◆ **Information supplied**
───

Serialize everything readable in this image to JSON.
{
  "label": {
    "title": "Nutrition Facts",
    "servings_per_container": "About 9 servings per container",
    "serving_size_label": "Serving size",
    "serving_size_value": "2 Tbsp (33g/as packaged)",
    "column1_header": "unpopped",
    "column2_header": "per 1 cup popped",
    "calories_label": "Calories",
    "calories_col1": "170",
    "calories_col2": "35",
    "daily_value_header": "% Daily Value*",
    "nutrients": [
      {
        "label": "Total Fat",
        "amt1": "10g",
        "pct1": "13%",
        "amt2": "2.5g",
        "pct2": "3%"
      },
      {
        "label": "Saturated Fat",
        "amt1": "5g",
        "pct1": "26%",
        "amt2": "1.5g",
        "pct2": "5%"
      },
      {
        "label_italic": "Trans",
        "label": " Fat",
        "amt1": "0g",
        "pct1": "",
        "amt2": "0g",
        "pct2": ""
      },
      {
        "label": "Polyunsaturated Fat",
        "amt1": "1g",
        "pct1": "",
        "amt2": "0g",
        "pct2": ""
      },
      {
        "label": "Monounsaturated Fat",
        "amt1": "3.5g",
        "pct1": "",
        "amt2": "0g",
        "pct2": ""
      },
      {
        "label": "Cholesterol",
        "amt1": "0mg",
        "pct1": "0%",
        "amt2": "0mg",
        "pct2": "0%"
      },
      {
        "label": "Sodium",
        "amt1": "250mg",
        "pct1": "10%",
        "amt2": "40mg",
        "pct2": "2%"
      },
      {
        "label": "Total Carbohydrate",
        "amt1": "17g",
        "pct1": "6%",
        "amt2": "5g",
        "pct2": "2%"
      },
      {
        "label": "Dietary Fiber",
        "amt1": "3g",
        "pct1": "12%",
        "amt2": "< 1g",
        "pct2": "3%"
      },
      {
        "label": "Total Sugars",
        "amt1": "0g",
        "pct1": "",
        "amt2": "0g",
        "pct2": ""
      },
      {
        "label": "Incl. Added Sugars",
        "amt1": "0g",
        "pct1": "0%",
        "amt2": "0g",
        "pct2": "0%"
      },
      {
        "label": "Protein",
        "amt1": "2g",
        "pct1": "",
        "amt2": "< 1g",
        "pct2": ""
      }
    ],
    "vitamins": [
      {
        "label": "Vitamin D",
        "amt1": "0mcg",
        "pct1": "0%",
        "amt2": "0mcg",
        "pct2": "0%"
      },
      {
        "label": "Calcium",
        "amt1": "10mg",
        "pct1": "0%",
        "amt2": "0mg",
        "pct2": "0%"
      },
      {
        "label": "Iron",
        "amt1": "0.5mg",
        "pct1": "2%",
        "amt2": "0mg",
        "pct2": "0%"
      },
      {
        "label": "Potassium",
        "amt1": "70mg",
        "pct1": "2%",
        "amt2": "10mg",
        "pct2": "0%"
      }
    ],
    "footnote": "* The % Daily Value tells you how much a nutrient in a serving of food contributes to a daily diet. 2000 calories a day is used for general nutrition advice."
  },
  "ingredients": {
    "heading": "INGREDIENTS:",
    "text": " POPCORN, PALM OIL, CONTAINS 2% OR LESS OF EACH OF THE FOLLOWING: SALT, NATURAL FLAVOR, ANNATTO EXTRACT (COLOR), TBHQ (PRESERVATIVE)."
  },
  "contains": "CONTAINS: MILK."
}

───

◆ **Required work**
Filter the listing above for the string "CONTAINS" and copy every matching line.

◆ **Solution for this task**
    "text": " POPCORN, PALM OIL, CONTAINS 2% OR LESS OF EACH OF THE FOLLOWING: SALT, NATURAL FLAVOR, ANNATTO EXTRACT (COLOR), TBHQ (PRESERVATIVE)."
  "contains": "CONTAINS: MILK."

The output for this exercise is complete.